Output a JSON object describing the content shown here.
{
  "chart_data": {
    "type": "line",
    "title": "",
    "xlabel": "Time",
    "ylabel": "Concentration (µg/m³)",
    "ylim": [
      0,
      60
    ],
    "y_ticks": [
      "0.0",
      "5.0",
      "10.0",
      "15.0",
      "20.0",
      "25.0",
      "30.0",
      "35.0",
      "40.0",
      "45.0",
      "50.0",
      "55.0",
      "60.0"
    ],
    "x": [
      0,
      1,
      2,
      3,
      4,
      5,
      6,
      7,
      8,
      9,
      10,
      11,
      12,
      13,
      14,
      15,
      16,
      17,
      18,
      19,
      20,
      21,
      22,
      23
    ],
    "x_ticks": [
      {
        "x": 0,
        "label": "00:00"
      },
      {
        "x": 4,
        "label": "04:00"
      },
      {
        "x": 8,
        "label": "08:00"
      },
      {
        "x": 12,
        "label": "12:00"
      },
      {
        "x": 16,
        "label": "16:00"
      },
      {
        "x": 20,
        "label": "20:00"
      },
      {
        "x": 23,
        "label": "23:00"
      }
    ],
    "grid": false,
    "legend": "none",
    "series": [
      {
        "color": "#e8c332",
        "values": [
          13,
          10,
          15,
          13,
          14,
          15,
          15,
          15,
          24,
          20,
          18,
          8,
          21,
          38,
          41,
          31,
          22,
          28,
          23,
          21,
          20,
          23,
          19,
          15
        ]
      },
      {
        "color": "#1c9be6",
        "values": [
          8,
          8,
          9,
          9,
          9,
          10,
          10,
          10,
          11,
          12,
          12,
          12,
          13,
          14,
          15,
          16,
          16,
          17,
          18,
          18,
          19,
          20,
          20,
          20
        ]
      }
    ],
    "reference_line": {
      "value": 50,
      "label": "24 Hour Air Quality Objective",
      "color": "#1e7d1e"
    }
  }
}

· · · ·

◆ **Short task**: Determine how many lines in the data above contain the string "color". Give nothing except the number.

◆ **Answer in full**: 3